DIRECTIVE:
Only the number is wanted: how many lines of the data contain "Estatal"?

INPUT FOR THIS TASK:
** Begin **
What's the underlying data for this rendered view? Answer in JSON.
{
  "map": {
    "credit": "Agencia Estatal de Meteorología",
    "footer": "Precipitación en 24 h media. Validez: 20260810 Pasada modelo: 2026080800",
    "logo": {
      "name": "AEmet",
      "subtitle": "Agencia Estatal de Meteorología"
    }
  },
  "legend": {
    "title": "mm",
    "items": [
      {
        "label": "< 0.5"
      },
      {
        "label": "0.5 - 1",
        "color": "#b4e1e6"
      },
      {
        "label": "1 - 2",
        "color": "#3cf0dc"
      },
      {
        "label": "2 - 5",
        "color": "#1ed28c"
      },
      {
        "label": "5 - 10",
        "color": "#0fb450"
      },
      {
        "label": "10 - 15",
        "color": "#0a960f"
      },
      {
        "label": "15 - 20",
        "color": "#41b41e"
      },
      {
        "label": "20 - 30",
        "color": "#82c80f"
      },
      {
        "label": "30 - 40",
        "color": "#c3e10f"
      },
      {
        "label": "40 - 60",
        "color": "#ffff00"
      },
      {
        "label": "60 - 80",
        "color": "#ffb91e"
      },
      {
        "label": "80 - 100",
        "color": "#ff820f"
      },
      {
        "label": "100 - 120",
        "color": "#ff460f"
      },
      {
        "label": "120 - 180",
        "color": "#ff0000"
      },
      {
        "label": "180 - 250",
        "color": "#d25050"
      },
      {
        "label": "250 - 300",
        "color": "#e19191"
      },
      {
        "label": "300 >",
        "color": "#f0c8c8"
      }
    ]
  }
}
** End **
TASK RESULT:
2